Work required: Go through the material below, count the lines with the word "mensal", and reply with the count alone.

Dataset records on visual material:
▶

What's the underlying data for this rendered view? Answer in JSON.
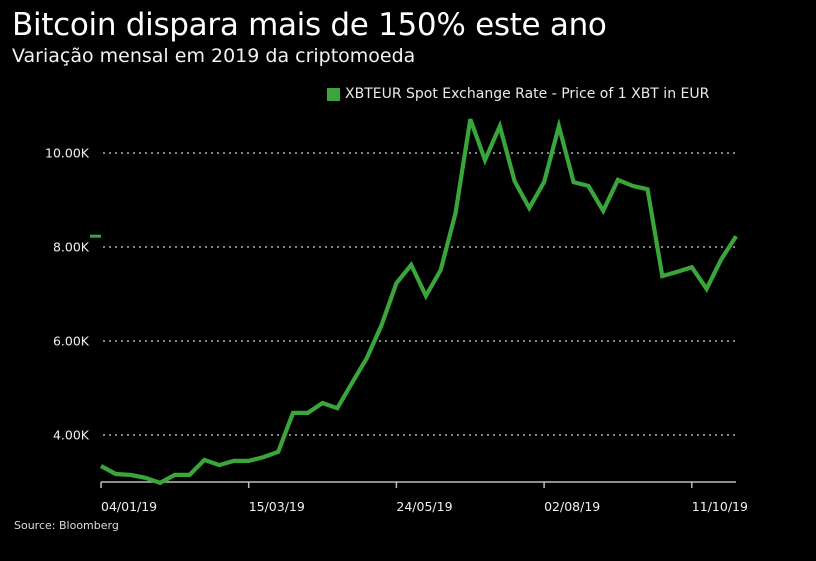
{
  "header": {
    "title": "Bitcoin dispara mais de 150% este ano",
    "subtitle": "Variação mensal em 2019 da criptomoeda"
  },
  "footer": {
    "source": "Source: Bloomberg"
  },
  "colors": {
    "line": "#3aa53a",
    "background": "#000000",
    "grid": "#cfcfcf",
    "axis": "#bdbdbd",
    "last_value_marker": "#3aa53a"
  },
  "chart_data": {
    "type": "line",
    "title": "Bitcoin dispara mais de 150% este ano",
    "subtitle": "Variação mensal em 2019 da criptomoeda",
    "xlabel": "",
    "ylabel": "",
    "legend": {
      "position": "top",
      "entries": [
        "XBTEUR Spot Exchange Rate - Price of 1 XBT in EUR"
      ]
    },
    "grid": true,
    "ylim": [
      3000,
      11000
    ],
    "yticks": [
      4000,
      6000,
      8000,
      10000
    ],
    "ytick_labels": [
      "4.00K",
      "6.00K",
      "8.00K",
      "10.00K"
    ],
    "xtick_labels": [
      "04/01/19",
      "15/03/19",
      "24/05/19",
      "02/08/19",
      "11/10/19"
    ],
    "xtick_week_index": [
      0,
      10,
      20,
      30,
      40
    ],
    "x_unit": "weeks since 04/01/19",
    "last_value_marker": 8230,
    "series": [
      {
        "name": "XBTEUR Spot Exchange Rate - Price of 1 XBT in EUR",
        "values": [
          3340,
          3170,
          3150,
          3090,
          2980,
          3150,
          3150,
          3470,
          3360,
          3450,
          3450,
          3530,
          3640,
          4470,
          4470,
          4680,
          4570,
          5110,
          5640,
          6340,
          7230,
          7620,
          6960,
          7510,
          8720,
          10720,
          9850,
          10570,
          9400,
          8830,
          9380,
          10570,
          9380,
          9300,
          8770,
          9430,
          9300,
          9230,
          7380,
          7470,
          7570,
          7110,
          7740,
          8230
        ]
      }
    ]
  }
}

◀

Task result: 2